--- begin STORED ROWS ---

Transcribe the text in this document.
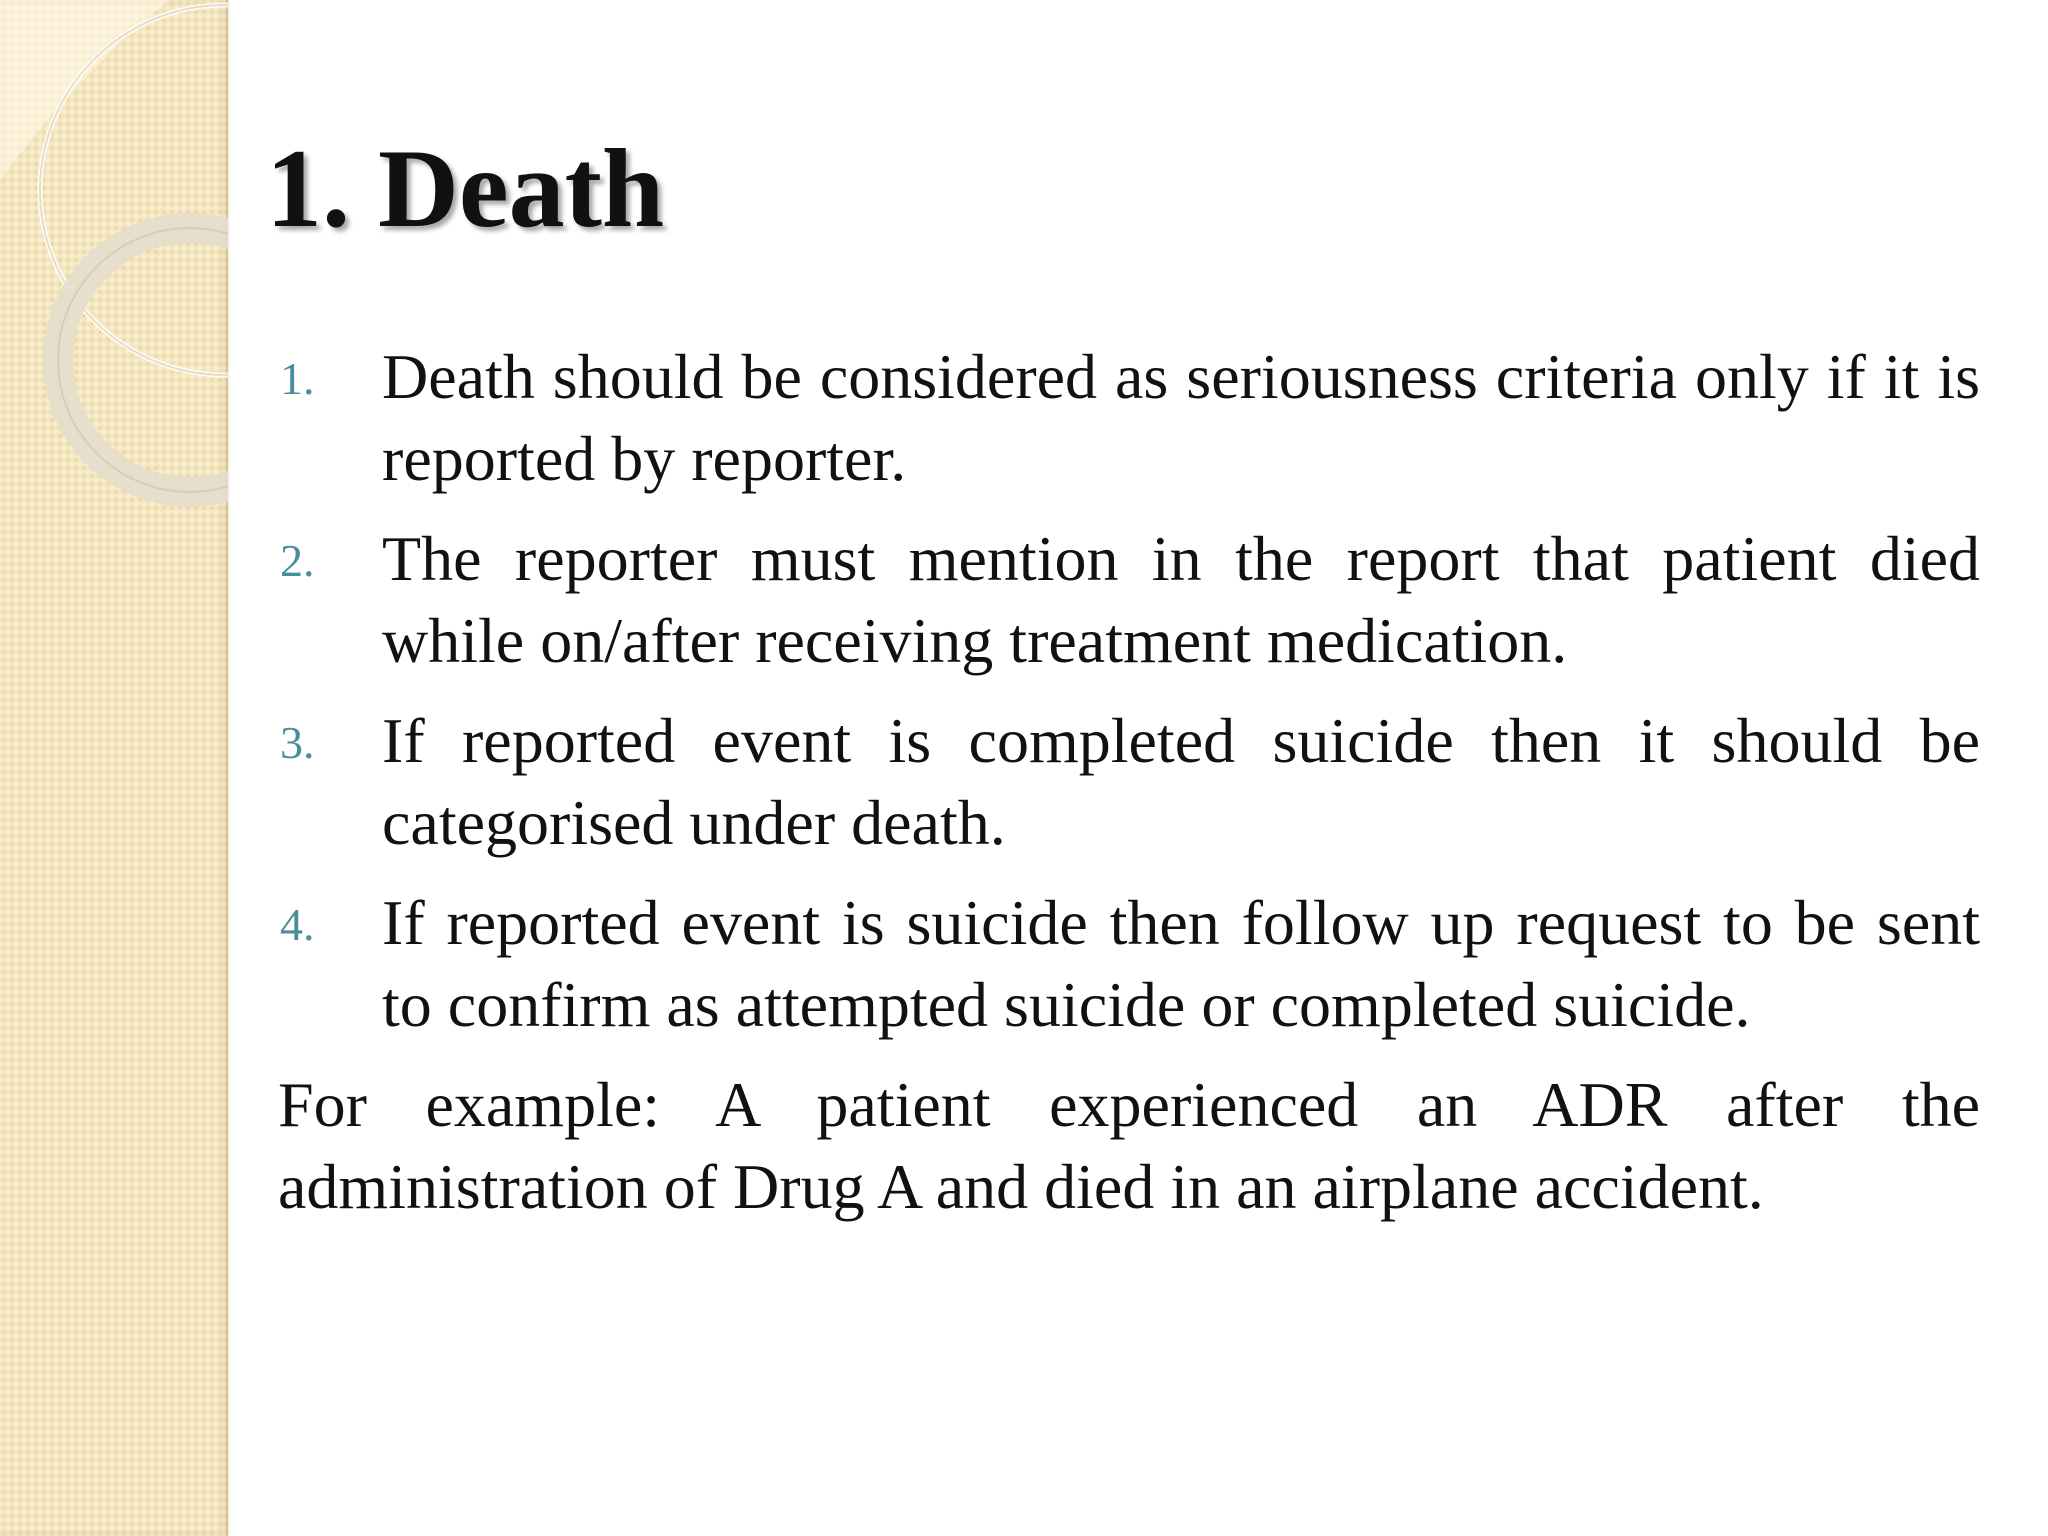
1. Death
1. Death should be considered as seriousness criteria only if it is reported by reporter.
2. The reporter must mention in the report that patient died while on/after receiving treatment medication.
3. If reported event is completed suicide then it should be categorised under death.
4. If reported event is suicide then follow up request to be sent to confirm as attempted suicide or completed suicide.

For example: A patient experienced an ADR after the administration of Drug A and died in an airplane accident.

--- end STORED ROWS ---

Pull every line containing "event" from the data.

3. If reported event is completed suicide then it should be categorised under death.
4. If reported event is suicide then follow up request to be sent to confirm as attempted suicide or completed suicide.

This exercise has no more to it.